» REQUIRED WORK: Here are some records; quote them exactly, leaving out the pictures.

○ ○ ○

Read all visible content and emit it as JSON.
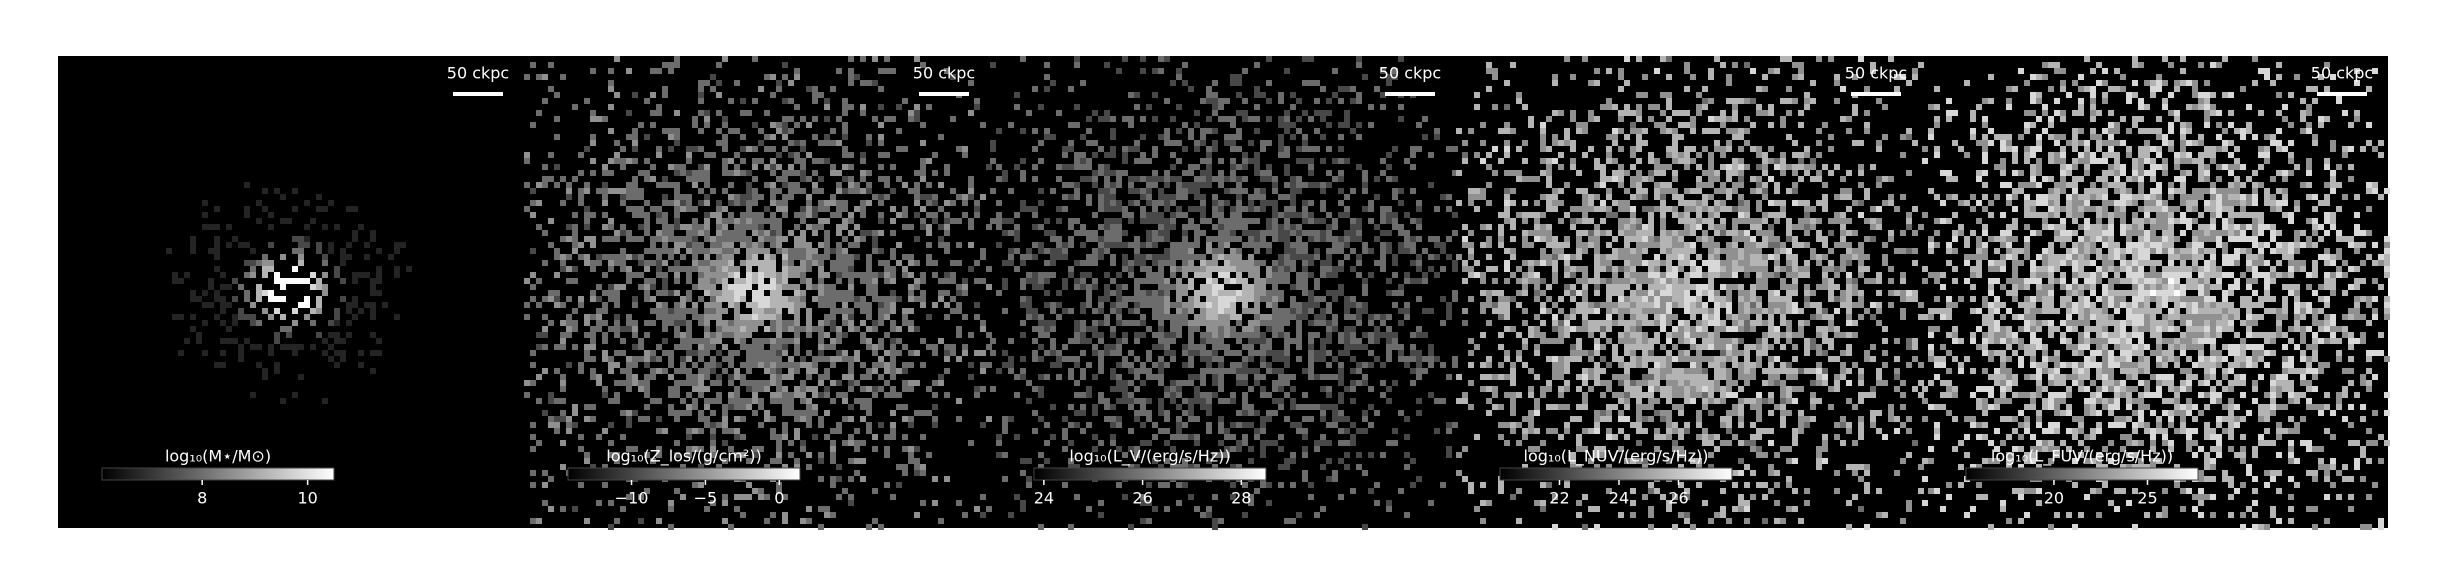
{
  "panels": [
    {
      "scale_bar_label": "50 ckpc",
      "colorbar": {
        "label": "log₁₀(M⋆/M⊙)",
        "clim": [
          6.1,
          10.5
        ],
        "ticks": [
          8,
          10
        ]
      }
    },
    {
      "scale_bar_label": "50 ckpc",
      "colorbar": {
        "label": "log₁₀(Z_los/(g/cm²))",
        "clim": [
          -14.3,
          1.4
        ],
        "ticks": [
          {
            "value": -10,
            "label": "−10"
          },
          {
            "value": -5,
            "label": "−5"
          },
          0
        ]
      }
    },
    {
      "scale_bar_label": "50 ckpc",
      "colorbar": {
        "label": "log₁₀(L_V/(erg/s/Hz))",
        "clim": [
          23.8,
          28.5
        ],
        "ticks": [
          24,
          26,
          28
        ]
      }
    },
    {
      "scale_bar_label": "50 ckpc",
      "colorbar": {
        "label": "log₁₀(L_NUV/(erg/s/Hz))",
        "clim": [
          20,
          27.8
        ],
        "ticks": [
          22,
          24,
          26
        ]
      }
    },
    {
      "scale_bar_label": "50 ckpc",
      "colorbar": {
        "label": "log₁₀(L_FUV/(erg/s/Hz))",
        "clim": [
          15.3,
          27.7
        ],
        "ticks": [
          20,
          25
        ]
      }
    }
  ]
}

○ ○ ○

» FULL RESPONSE:
Read all visible content and emit it as JSON.
{
  "panels": [
    {
      "scale_bar_label": "50 ckpc",
      "colorbar": {
        "label": "log₁₀(M⋆/M⊙)",
        "clim": [
          6.1,
          10.5
        ],
        "ticks": [
          8,
          10
        ]
      }
    },
    {
      "scale_bar_label": "50 ckpc",
      "colorbar": {
        "label": "log₁₀(Z_los/(g/cm²))",
        "clim": [
          -14.3,
          1.4
        ],
        "ticks": [
          {
            "value": -10,
            "label": "−10"
          },
          {
            "value": -5,
            "label": "−5"
          },
          0
        ]
      }
    },
    {
      "scale_bar_label": "50 ckpc",
      "colorbar": {
        "label": "log₁₀(L_V/(erg/s/Hz))",
        "clim": [
          23.8,
          28.5
        ],
        "ticks": [
          24,
          26,
          28
        ]
      }
    },
    {
      "scale_bar_label": "50 ckpc",
      "colorbar": {
        "label": "log₁₀(L_NUV/(erg/s/Hz))",
        "clim": [
          20,
          27.8
        ],
        "ticks": [
          22,
          24,
          26
        ]
      }
    },
    {
      "scale_bar_label": "50 ckpc",
      "colorbar": {
        "label": "log₁₀(L_FUV/(erg/s/Hz))",
        "clim": [
          15.3,
          27.7
        ],
        "ticks": [
          20,
          25
        ]
      }
    }
  ]
}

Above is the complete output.